-- Opening Marker --

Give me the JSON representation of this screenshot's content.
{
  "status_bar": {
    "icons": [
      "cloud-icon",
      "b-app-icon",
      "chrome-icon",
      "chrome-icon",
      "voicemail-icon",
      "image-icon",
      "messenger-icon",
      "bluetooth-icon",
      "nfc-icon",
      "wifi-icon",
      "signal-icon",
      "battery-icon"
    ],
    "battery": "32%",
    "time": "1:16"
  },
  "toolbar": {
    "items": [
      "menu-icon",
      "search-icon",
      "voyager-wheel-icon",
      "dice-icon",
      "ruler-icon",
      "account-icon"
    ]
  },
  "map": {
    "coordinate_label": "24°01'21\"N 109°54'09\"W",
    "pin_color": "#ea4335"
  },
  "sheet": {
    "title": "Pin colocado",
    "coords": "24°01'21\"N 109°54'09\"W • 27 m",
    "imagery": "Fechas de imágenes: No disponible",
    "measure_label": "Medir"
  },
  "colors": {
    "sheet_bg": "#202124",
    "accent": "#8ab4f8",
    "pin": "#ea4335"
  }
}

-- Closing Marker --
-- Opening Marker --

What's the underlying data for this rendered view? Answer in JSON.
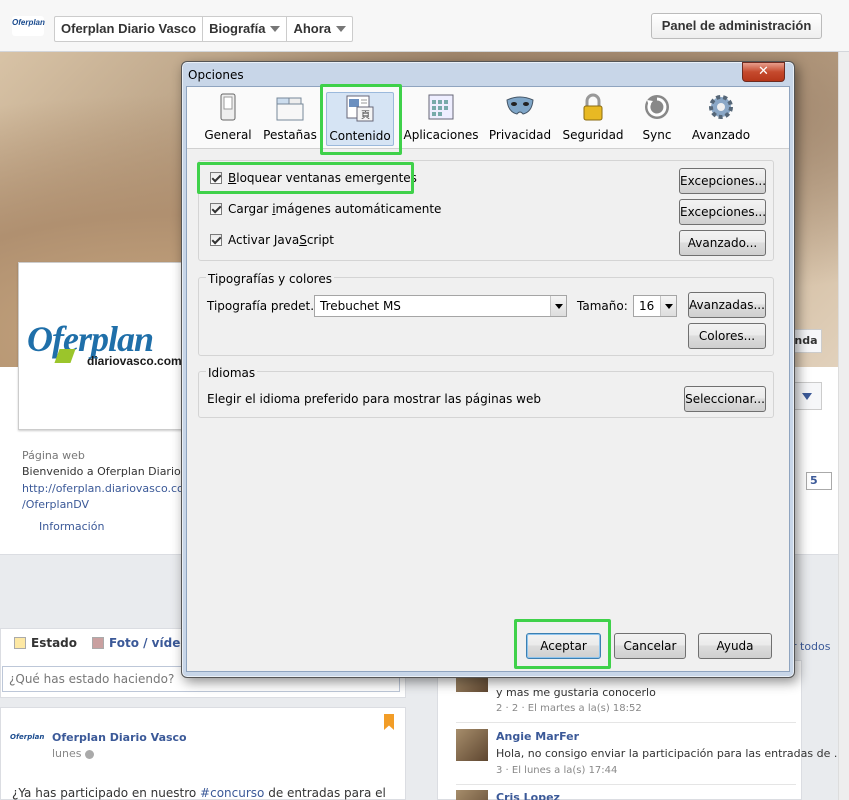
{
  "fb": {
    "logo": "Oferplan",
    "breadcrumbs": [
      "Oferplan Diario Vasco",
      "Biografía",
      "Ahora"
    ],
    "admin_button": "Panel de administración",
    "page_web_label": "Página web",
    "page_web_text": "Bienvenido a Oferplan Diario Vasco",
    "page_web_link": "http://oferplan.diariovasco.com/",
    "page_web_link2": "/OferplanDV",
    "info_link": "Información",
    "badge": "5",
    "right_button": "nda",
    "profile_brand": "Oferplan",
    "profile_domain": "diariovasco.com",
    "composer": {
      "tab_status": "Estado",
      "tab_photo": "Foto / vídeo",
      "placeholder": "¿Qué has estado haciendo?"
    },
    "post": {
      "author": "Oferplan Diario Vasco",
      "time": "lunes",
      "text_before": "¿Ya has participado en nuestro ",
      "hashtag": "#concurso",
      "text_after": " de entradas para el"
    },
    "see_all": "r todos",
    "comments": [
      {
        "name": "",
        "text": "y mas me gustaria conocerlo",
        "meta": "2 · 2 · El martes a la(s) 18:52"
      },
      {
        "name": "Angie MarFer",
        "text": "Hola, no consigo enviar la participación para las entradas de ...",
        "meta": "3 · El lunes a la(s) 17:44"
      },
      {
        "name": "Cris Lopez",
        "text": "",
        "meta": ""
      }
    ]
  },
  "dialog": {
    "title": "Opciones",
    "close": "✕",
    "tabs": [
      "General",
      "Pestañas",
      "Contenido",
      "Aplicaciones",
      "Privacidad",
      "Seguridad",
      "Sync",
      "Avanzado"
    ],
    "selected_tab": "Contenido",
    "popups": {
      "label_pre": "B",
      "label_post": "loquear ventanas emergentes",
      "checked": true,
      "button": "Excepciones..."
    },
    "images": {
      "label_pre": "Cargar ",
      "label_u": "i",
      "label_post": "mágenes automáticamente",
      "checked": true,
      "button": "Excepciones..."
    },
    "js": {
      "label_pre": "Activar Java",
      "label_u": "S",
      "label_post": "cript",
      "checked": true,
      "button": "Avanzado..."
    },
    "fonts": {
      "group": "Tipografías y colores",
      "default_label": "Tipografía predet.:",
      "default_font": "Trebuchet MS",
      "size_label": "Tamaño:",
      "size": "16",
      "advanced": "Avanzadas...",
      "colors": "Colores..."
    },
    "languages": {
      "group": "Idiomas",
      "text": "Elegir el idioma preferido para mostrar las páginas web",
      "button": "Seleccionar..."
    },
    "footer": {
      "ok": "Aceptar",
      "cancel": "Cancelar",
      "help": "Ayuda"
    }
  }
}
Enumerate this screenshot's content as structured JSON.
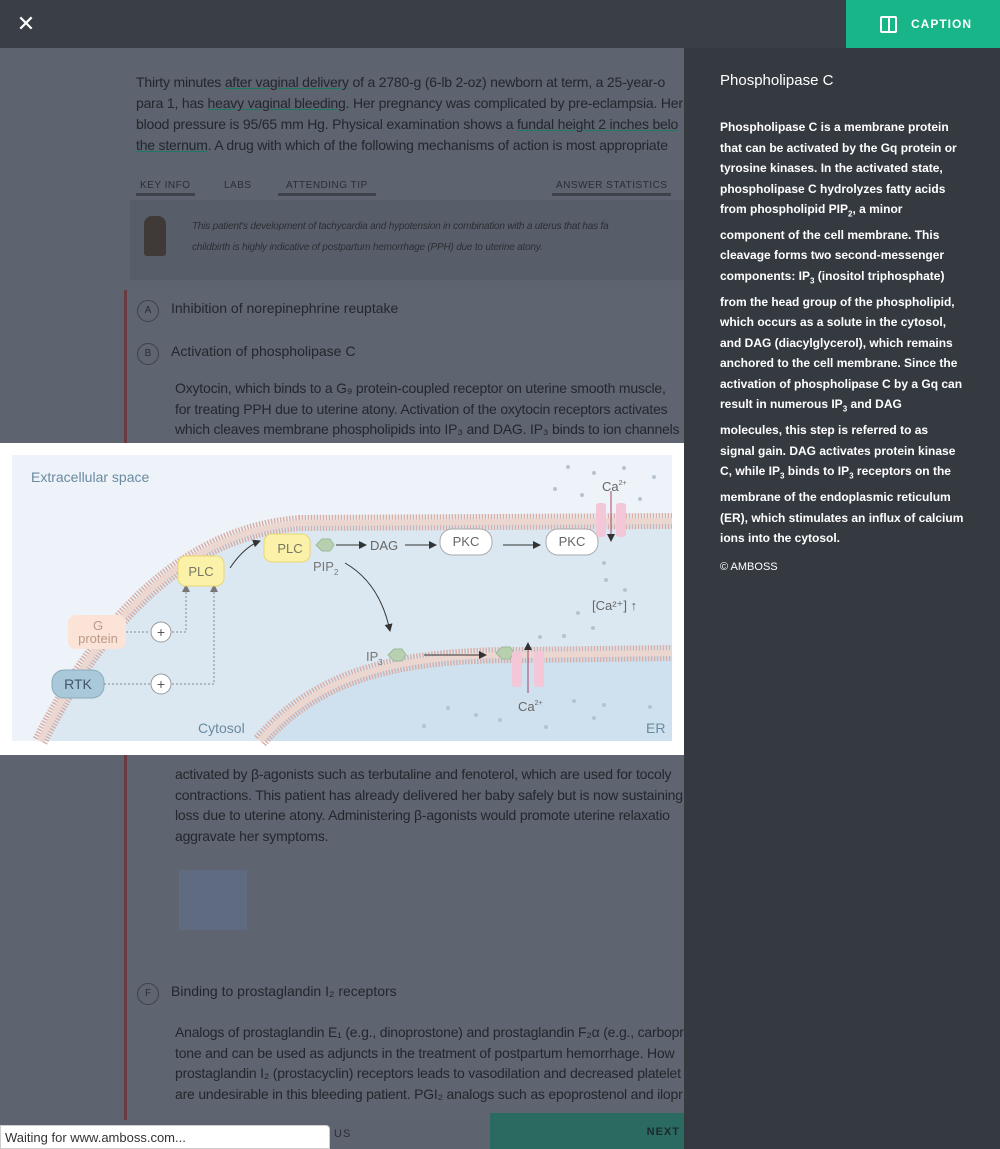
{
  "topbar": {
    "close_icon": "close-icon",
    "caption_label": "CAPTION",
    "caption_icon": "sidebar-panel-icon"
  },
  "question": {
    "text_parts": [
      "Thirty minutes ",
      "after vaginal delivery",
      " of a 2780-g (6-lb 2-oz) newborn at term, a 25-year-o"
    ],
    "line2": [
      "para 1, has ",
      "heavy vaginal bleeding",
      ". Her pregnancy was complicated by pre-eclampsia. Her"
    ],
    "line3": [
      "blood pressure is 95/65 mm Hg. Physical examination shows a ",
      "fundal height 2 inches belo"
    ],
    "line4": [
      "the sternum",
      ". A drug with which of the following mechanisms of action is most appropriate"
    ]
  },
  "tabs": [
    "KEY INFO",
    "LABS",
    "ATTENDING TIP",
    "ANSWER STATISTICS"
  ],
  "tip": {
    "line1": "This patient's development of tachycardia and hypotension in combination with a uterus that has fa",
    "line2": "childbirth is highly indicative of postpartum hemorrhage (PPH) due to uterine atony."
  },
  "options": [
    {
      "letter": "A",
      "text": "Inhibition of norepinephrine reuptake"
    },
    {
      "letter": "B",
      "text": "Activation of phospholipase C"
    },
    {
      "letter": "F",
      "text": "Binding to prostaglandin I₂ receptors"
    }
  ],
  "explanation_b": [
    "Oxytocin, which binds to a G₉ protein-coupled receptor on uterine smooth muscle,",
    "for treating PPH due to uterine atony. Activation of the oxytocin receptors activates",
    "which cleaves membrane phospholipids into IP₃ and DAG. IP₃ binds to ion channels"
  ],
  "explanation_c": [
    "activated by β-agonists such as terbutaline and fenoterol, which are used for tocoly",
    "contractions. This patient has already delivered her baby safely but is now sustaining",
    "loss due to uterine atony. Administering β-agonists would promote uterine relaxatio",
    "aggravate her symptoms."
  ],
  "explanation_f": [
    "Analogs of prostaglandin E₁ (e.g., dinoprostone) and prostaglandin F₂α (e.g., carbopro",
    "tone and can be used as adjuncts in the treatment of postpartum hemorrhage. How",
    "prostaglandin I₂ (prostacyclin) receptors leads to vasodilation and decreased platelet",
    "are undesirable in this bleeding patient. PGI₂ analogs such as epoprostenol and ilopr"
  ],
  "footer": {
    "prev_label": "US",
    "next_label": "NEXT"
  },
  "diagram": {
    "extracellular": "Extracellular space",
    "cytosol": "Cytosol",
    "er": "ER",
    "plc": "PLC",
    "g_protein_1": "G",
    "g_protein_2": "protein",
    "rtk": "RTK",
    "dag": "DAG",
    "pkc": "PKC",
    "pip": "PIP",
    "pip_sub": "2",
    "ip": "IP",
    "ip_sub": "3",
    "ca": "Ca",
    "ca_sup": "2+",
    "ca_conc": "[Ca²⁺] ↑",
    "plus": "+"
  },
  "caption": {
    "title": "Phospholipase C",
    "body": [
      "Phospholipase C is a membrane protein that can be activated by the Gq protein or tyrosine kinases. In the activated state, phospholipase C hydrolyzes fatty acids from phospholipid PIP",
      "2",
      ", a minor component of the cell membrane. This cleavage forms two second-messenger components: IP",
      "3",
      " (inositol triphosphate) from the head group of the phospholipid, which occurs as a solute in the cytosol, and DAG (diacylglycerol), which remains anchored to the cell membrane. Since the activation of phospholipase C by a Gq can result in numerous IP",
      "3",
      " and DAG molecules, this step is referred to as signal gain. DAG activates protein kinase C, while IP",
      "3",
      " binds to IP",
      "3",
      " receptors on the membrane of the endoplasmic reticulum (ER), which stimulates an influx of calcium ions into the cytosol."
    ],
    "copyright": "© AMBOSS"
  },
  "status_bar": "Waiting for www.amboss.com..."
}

-- Closing Marker --
-- Opening Marker --

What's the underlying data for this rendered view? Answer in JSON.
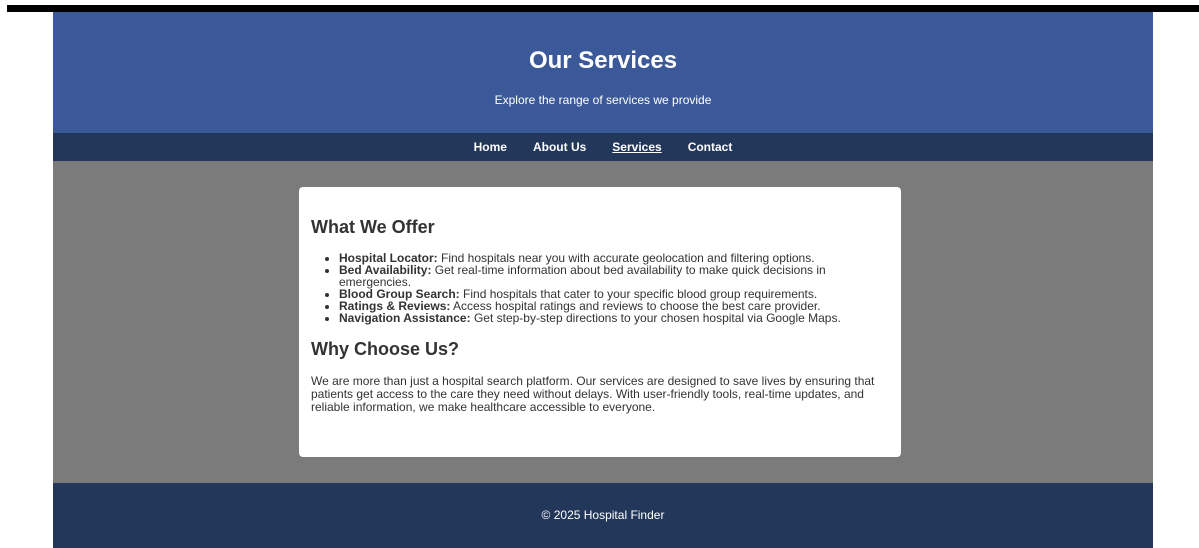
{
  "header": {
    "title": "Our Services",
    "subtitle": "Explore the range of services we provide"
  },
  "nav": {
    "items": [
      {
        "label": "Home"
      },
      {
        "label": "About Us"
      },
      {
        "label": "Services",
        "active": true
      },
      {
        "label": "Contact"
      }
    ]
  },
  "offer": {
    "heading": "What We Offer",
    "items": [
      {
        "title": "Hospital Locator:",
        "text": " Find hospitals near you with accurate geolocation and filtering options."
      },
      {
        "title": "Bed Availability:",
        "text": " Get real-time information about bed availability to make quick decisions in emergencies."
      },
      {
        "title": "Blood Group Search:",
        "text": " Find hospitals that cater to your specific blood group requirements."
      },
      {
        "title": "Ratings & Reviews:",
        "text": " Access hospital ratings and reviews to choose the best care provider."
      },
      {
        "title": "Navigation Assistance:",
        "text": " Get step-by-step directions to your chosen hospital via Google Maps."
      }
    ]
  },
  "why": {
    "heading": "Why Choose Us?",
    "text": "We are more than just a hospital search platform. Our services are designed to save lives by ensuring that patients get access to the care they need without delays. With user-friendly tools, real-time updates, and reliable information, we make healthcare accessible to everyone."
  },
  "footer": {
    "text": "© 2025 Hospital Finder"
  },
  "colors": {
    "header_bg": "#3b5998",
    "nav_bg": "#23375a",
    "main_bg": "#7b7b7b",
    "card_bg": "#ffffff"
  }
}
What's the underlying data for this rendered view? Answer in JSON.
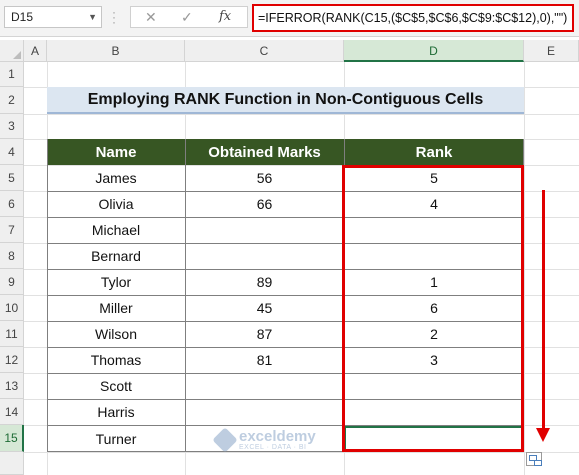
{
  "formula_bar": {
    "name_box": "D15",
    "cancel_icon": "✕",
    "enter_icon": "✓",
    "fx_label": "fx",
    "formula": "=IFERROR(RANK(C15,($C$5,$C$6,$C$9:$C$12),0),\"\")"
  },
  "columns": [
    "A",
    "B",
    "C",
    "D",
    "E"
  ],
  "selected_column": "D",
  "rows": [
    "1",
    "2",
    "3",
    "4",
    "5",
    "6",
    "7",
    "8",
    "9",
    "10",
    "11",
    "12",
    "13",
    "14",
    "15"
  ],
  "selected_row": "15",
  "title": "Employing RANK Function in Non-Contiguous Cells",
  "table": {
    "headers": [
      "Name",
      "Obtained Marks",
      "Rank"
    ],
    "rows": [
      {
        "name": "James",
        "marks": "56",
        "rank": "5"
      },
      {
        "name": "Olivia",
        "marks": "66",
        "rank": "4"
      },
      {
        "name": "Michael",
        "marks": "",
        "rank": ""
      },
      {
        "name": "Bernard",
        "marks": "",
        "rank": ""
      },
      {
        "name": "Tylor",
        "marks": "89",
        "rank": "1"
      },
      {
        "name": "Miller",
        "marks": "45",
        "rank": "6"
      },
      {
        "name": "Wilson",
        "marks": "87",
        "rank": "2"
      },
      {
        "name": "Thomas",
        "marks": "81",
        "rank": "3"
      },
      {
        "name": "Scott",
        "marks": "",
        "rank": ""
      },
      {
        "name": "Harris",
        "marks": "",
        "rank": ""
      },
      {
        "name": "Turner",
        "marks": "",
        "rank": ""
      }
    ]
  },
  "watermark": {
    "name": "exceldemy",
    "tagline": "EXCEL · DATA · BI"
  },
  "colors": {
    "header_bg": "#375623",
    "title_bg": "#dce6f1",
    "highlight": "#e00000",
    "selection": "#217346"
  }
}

-- Closing Marker --

• Aim of the task
Wherever the string "activates" is found in the listing above, copy the line that contains it.

• Task solution
    "for treating PPH due to uterine atony. Activation of the oxytocin receptors activates",
      " and DAG molecules, this step is referred to as signal gain. DAG activates protein kinase C, while IP",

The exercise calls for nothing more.